Task prompt
Filter the records below for the word "Account". Copy each line that holds it.
··· Records for processing
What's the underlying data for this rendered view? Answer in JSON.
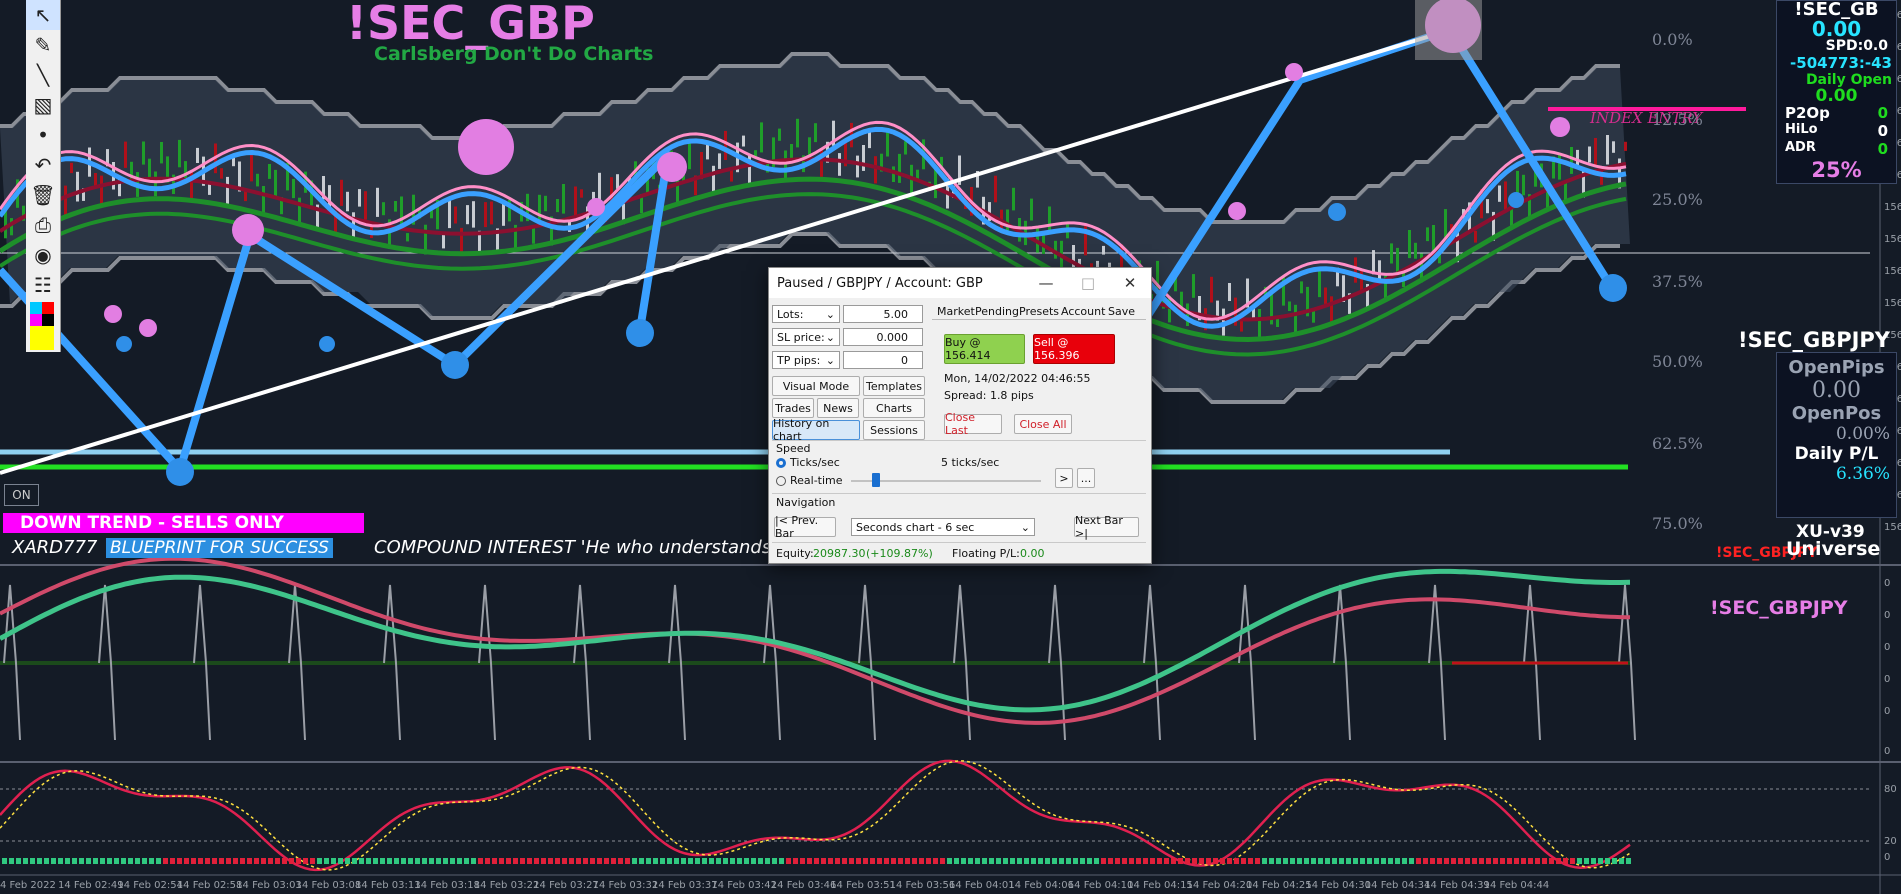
{
  "chart": {
    "symbol_title": "!SEC_GBP",
    "subtitle": "Carlsberg Don't Do Charts",
    "index_entry_label": "INDEX ENTRY",
    "fib_levels": [
      "0.0%",
      "12.5%",
      "25.0%",
      "37.5%",
      "50.0%",
      "62.5%",
      "75.0%"
    ],
    "on_button": "ON",
    "trend_banner": "DOWN TREND - SELLS ONLY",
    "ticker_text_1": "XARD777",
    "ticker_text_2": "BLUEPRINT FOR SUCCESS",
    "ticker_text_3": "COMPOUND INTEREST  'He who understands",
    "osc_symbol": "!SEC_GBPJPY",
    "bottom_symbol_overlay": "!SEC_GBPJPY",
    "osc_levels": [
      "80",
      "20"
    ],
    "time_axis": [
      "4 Feb 2022",
      "14 Feb 02:49",
      "14 Feb 02:54",
      "14 Feb 02:58",
      "14 Feb 03:03",
      "14 Feb 03:08",
      "14 Feb 03:13",
      "14 Feb 03:18",
      "14 Feb 03:22",
      "14 Feb 03:27",
      "14 Feb 03:32",
      "14 Feb 03:37",
      "14 Feb 03:42",
      "14 Feb 03:46",
      "14 Feb 03:51",
      "14 Feb 03:56",
      "14 Feb 04:01",
      "14 Feb 04:06",
      "14 Feb 04:10",
      "14 Feb 04:15",
      "14 Feb 04:20",
      "14 Feb 04:25",
      "14 Feb 04:30",
      "14 Feb 04:34",
      "14 Feb 04:39",
      "14 Feb 04:44"
    ],
    "price_axis": [
      "156",
      "156",
      "156",
      "156",
      "156",
      "156",
      "156",
      "156",
      "156",
      "156",
      "156",
      "156",
      "156",
      "156",
      "156",
      "156",
      "156"
    ],
    "sub_axis_1": [
      "0",
      "0",
      "0",
      "0",
      "0"
    ],
    "sub_axis_2": [
      "0",
      "80",
      "20",
      "0"
    ]
  },
  "right_panel": {
    "sym_head": "!SEC_GB",
    "spd_big": "0.00",
    "spd_label": "SPD:0.0",
    "numbers": "-504773:-43",
    "daily_open_label": "Daily Open",
    "daily_open_value": "0.00",
    "p2op_label": "P2Op",
    "p2op_value": "0",
    "hilo_label": "HiLo",
    "hilo_value": "0",
    "adr_label": "ADR",
    "adr_value": "0",
    "adr_pct": "25%",
    "symbol2": "!SEC_GBPJPY",
    "open_pips_label": "OpenPips",
    "open_pips_value": "0.00",
    "open_pos_label": "OpenPos",
    "open_pos_value": "0.00%",
    "daily_pl_label": "Daily P/L",
    "daily_pl_value": "6.36%",
    "version": "XU-v39",
    "universe": "Universe"
  },
  "dialog": {
    "title": "Paused / GBPJPY / Account: GBP",
    "lots_label": "Lots:",
    "lots_value": "5.00",
    "sl_label": "SL price:",
    "sl_value": "0.000",
    "tp_label": "TP pips:",
    "tp_value": "0",
    "visual_mode": "Visual Mode",
    "templates": "Templates",
    "trades": "Trades",
    "news": "News",
    "charts": "Charts",
    "history_on_chart": "History on chart",
    "sessions": "Sessions",
    "tabs": [
      "Market",
      "Pending",
      "Presets",
      "Account",
      "Save"
    ],
    "buy_label": "Buy @ 156.414",
    "sell_label": "Sell @ 156.396",
    "datetime": "Mon, 14/02/2022  04:46:55",
    "spread": "Spread:  1.8 pips",
    "close_last": "Close Last",
    "close_all": "Close All",
    "speed_label": "Speed",
    "ticks_sec": "Ticks/sec",
    "real_time": "Real-time",
    "speed_value": "5 ticks/sec",
    "play_btn": ">",
    "more_btn": "...",
    "navigation_label": "Navigation",
    "prev_bar": "|< Prev. Bar",
    "chart_select": "Seconds chart - 6 sec",
    "next_bar": "Next Bar >|",
    "equity_label": "Equity:",
    "equity_value": "20987.30",
    "equity_pct": "(+109.87%)",
    "floating_label": "Floating P/L:",
    "floating_value": "0.00"
  },
  "toolbar": {
    "icons": [
      "cursor-icon",
      "pencil-icon",
      "line-icon",
      "eraser-icon",
      "dot-icon",
      "undo-icon",
      "trash-icon",
      "printer-icon",
      "camera-icon",
      "clipboard-icon"
    ]
  }
}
······
Full output
    "title": "Paused / GBPJPY / Account: GBP",
      "Account",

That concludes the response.